▼

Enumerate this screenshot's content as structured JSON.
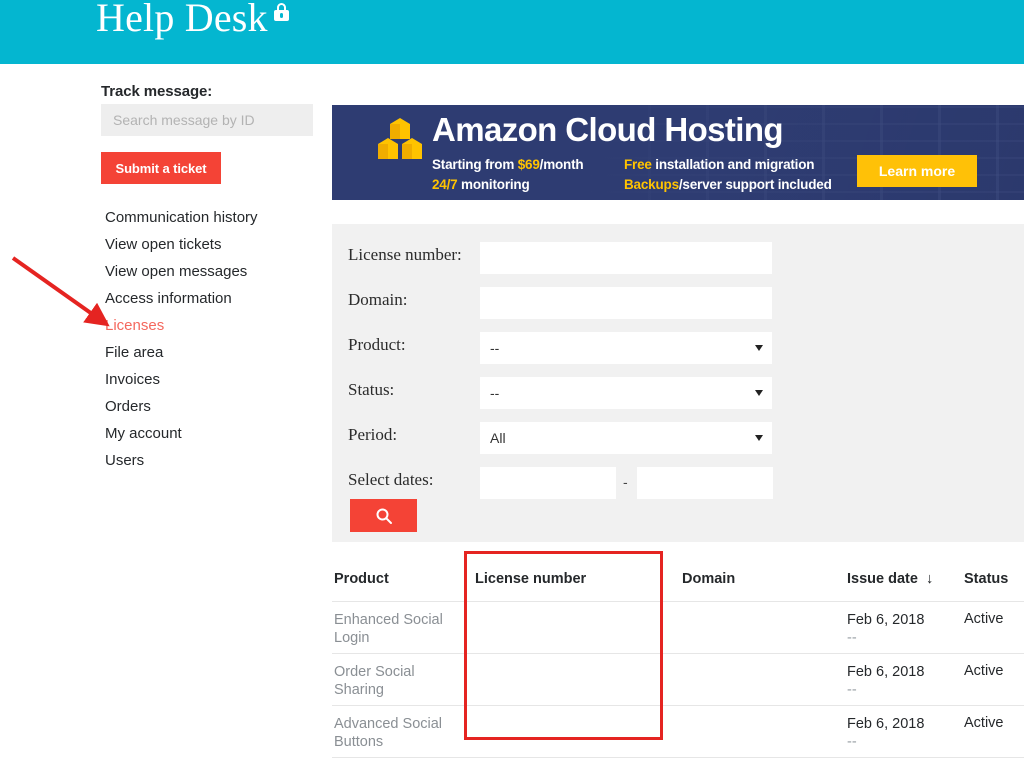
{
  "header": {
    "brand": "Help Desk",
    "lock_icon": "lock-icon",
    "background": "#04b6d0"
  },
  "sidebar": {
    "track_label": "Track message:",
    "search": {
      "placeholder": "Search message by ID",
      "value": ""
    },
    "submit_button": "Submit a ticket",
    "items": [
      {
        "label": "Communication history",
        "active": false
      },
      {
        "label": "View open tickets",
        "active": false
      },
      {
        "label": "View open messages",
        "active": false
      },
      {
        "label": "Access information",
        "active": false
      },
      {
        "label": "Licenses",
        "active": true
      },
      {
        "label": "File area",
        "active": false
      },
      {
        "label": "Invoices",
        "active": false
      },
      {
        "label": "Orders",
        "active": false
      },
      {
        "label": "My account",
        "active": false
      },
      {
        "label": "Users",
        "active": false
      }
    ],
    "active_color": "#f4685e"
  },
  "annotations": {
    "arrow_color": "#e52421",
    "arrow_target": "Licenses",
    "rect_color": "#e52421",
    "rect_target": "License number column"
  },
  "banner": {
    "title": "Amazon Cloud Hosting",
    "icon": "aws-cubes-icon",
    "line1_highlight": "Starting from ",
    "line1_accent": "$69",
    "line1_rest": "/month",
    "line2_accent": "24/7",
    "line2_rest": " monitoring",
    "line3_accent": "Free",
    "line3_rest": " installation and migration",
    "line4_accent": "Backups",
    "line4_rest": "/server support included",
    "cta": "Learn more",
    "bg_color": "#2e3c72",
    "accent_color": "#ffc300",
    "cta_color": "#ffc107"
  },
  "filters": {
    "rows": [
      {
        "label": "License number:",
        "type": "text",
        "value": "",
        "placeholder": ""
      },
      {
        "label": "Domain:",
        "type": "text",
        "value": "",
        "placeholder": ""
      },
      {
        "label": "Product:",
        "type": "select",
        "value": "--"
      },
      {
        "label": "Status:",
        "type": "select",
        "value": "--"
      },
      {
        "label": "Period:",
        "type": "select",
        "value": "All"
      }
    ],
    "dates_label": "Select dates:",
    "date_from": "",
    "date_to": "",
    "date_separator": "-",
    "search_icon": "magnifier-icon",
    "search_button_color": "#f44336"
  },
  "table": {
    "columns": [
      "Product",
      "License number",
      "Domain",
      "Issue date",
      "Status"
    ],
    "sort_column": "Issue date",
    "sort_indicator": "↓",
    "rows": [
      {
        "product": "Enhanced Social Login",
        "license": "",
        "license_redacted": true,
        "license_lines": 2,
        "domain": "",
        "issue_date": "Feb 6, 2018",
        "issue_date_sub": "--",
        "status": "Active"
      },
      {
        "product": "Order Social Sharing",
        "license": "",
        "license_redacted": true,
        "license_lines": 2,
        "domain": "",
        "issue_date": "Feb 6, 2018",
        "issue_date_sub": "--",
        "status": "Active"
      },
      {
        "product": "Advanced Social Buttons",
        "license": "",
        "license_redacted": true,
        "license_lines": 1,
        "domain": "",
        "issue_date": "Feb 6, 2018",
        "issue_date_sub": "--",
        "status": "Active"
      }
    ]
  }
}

▲

# Written problem:
Quote all the lines above exactly as given. Do not include the pictures.

# Solution:
Enumerate this screenshot's content as structured JSON.
{
  "header": {
    "brand": "Help Desk",
    "lock_icon": "lock-icon",
    "background": "#04b6d0"
  },
  "sidebar": {
    "track_label": "Track message:",
    "search": {
      "placeholder": "Search message by ID",
      "value": ""
    },
    "submit_button": "Submit a ticket",
    "items": [
      {
        "label": "Communication history",
        "active": false
      },
      {
        "label": "View open tickets",
        "active": false
      },
      {
        "label": "View open messages",
        "active": false
      },
      {
        "label": "Access information",
        "active": false
      },
      {
        "label": "Licenses",
        "active": true
      },
      {
        "label": "File area",
        "active": false
      },
      {
        "label": "Invoices",
        "active": false
      },
      {
        "label": "Orders",
        "active": false
      },
      {
        "label": "My account",
        "active": false
      },
      {
        "label": "Users",
        "active": false
      }
    ],
    "active_color": "#f4685e"
  },
  "annotations": {
    "arrow_color": "#e52421",
    "arrow_target": "Licenses",
    "rect_color": "#e52421",
    "rect_target": "License number column"
  },
  "banner": {
    "title": "Amazon Cloud Hosting",
    "icon": "aws-cubes-icon",
    "line1_highlight": "Starting from ",
    "line1_accent": "$69",
    "line1_rest": "/month",
    "line2_accent": "24/7",
    "line2_rest": " monitoring",
    "line3_accent": "Free",
    "line3_rest": " installation and migration",
    "line4_accent": "Backups",
    "line4_rest": "/server support included",
    "cta": "Learn more",
    "bg_color": "#2e3c72",
    "accent_color": "#ffc300",
    "cta_color": "#ffc107"
  },
  "filters": {
    "rows": [
      {
        "label": "License number:",
        "type": "text",
        "value": "",
        "placeholder": ""
      },
      {
        "label": "Domain:",
        "type": "text",
        "value": "",
        "placeholder": ""
      },
      {
        "label": "Product:",
        "type": "select",
        "value": "--"
      },
      {
        "label": "Status:",
        "type": "select",
        "value": "--"
      },
      {
        "label": "Period:",
        "type": "select",
        "value": "All"
      }
    ],
    "dates_label": "Select dates:",
    "date_from": "",
    "date_to": "",
    "date_separator": "-",
    "search_icon": "magnifier-icon",
    "search_button_color": "#f44336"
  },
  "table": {
    "columns": [
      "Product",
      "License number",
      "Domain",
      "Issue date",
      "Status"
    ],
    "sort_column": "Issue date",
    "sort_indicator": "↓",
    "rows": [
      {
        "product": "Enhanced Social Login",
        "license": "",
        "license_redacted": true,
        "license_lines": 2,
        "domain": "",
        "issue_date": "Feb 6, 2018",
        "issue_date_sub": "--",
        "status": "Active"
      },
      {
        "product": "Order Social Sharing",
        "license": "",
        "license_redacted": true,
        "license_lines": 2,
        "domain": "",
        "issue_date": "Feb 6, 2018",
        "issue_date_sub": "--",
        "status": "Active"
      },
      {
        "product": "Advanced Social Buttons",
        "license": "",
        "license_redacted": true,
        "license_lines": 1,
        "domain": "",
        "issue_date": "Feb 6, 2018",
        "issue_date_sub": "--",
        "status": "Active"
      }
    ]
  }
}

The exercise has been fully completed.